Copy every line that contains the string "стены" from the entries below.

▼

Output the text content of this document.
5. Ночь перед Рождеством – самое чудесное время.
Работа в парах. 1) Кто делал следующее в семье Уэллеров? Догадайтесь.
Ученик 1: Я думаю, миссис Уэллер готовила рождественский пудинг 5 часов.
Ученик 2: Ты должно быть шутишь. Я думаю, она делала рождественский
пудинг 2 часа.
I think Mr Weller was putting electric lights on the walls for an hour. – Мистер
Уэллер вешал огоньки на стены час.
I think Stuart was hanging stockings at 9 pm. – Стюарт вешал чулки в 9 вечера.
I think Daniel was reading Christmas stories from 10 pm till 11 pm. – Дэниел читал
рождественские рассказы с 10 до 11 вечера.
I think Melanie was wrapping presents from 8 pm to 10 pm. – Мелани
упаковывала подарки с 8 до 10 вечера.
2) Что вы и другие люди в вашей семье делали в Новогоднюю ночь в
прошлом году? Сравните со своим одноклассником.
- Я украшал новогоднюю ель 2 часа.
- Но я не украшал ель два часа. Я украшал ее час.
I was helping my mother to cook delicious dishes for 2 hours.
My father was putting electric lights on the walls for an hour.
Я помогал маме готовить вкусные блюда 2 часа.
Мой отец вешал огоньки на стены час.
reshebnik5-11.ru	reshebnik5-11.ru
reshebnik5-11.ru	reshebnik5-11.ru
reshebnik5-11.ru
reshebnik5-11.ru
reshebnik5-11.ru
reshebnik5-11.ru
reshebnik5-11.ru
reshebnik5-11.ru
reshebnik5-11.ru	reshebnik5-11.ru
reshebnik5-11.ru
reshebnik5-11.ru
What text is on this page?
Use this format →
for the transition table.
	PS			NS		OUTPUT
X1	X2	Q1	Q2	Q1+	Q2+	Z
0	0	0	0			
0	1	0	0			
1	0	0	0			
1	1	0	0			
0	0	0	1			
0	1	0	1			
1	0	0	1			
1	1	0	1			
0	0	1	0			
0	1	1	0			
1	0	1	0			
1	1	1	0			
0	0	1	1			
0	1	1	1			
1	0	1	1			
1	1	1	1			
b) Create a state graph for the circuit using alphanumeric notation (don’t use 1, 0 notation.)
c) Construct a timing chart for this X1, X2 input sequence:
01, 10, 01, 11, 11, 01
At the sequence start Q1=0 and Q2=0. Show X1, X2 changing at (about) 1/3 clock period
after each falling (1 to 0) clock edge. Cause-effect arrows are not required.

▲

• Task solution
Уэллер вешал огоньки на стены час.
Мой отец вешал огоньки на стены час.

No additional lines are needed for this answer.